Brief: All lines holding the string "icon" are to be shown.

Data for this exercise:
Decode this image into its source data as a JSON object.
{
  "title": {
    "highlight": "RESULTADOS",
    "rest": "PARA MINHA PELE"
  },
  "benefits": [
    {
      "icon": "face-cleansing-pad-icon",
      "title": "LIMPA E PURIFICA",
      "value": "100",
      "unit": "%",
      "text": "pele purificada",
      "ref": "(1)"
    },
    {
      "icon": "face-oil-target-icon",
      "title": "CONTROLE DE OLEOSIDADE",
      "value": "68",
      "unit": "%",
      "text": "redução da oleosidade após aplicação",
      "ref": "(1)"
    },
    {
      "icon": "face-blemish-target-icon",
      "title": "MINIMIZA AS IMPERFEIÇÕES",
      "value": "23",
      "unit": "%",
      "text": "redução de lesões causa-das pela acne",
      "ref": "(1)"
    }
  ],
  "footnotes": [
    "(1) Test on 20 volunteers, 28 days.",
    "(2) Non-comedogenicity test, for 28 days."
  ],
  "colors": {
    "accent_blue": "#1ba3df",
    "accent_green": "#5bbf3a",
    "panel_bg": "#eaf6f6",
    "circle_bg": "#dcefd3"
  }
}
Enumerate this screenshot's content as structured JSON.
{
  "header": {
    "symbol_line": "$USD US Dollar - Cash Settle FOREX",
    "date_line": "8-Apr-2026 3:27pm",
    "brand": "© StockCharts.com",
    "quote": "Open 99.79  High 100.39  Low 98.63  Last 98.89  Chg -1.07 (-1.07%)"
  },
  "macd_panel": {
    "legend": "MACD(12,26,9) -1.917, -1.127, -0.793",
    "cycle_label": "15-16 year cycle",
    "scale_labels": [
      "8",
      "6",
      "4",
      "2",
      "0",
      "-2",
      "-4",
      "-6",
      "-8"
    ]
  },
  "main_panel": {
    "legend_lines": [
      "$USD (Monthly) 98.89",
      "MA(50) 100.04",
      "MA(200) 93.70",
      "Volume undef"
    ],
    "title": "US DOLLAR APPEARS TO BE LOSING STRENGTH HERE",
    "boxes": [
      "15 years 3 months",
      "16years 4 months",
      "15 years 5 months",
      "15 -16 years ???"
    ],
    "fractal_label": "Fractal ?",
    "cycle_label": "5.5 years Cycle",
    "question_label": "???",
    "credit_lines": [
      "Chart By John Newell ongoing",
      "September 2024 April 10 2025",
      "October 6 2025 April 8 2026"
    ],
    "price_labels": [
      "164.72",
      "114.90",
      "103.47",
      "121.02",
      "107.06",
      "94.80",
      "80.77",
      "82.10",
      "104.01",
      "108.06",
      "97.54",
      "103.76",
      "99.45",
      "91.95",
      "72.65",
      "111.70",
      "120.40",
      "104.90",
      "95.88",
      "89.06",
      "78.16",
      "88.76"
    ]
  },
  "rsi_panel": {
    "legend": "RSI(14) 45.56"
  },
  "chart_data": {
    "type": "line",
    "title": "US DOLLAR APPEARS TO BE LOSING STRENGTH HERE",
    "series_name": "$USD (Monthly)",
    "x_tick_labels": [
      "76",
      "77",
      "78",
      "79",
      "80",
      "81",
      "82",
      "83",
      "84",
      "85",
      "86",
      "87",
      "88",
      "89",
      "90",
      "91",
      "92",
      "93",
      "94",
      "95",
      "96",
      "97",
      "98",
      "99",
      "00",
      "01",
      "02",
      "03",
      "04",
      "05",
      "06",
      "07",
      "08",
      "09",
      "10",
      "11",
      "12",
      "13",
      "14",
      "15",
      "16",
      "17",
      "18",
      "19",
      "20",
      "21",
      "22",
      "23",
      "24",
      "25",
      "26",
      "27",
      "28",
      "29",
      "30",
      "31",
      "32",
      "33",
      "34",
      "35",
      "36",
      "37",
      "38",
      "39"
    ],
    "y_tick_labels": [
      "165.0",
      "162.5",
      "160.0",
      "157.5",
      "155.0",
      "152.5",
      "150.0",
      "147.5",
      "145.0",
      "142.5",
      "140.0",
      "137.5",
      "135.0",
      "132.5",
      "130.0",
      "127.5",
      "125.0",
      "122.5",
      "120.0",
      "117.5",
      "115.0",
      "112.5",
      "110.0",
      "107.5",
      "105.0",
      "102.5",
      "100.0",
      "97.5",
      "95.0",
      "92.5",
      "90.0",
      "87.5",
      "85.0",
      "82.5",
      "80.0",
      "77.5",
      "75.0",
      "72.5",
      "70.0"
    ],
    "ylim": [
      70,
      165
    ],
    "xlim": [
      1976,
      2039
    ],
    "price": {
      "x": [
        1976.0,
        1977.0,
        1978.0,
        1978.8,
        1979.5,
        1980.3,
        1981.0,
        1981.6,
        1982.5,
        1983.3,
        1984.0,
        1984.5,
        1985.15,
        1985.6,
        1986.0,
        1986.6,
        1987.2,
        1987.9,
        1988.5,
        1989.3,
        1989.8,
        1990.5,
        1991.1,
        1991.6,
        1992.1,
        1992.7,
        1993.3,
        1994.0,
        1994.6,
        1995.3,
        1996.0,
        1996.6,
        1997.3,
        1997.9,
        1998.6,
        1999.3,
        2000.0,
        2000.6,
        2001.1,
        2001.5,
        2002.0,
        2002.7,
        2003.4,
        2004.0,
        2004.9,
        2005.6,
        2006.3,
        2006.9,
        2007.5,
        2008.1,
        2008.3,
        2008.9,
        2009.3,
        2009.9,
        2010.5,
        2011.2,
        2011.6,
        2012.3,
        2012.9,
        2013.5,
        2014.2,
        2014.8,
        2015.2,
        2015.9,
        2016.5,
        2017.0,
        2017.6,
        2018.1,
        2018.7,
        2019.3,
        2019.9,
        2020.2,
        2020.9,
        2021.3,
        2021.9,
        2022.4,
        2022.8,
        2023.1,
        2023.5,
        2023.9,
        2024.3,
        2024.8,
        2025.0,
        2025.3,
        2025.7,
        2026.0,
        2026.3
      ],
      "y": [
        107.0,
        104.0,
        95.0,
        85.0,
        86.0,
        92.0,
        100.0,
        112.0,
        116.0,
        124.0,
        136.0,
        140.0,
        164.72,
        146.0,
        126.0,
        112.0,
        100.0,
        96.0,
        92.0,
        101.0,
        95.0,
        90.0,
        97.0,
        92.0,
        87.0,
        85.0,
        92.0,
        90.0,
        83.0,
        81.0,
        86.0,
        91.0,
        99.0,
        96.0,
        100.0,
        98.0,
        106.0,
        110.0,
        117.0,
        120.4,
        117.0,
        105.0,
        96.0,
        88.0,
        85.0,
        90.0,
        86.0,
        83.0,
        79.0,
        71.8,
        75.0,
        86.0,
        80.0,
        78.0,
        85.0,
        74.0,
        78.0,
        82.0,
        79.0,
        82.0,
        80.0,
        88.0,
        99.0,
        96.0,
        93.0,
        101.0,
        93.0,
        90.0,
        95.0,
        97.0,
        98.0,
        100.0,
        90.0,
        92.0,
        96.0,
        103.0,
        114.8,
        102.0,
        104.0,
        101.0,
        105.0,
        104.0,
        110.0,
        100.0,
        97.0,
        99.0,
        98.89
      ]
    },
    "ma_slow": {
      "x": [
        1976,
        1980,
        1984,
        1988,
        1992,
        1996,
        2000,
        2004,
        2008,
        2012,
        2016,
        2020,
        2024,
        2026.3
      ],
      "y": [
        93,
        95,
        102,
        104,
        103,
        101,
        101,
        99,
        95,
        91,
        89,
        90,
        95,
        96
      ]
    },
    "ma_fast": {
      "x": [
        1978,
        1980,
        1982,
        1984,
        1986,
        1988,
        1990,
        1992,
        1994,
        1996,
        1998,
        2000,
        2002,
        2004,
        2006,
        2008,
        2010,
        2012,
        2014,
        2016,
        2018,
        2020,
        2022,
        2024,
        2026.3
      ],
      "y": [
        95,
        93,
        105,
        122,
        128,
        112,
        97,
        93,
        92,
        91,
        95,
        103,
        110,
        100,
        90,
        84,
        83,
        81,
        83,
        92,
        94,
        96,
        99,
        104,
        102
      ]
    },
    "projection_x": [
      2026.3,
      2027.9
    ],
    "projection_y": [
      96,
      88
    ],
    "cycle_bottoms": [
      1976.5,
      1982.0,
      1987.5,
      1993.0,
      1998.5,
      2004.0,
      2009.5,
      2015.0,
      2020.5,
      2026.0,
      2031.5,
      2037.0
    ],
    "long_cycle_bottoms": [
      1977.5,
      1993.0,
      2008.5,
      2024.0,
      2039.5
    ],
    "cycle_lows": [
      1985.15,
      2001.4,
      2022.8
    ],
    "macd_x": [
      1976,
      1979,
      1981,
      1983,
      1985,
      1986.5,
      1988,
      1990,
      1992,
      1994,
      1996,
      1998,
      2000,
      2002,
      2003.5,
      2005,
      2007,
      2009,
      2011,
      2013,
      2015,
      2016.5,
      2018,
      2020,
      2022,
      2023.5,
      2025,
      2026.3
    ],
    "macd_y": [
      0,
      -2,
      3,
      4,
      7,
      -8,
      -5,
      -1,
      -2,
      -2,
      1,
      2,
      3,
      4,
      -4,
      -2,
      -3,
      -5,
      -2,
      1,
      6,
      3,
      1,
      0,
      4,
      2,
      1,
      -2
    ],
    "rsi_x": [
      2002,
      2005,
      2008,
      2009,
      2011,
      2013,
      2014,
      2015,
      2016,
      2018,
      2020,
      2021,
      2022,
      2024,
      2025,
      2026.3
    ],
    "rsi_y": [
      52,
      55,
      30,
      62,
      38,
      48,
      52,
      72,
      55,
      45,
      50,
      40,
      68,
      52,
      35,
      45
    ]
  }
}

In response:
      "icon": "face-cleansing-pad-icon",
      "icon": "face-oil-target-icon",
      "icon": "face-blemish-target-icon",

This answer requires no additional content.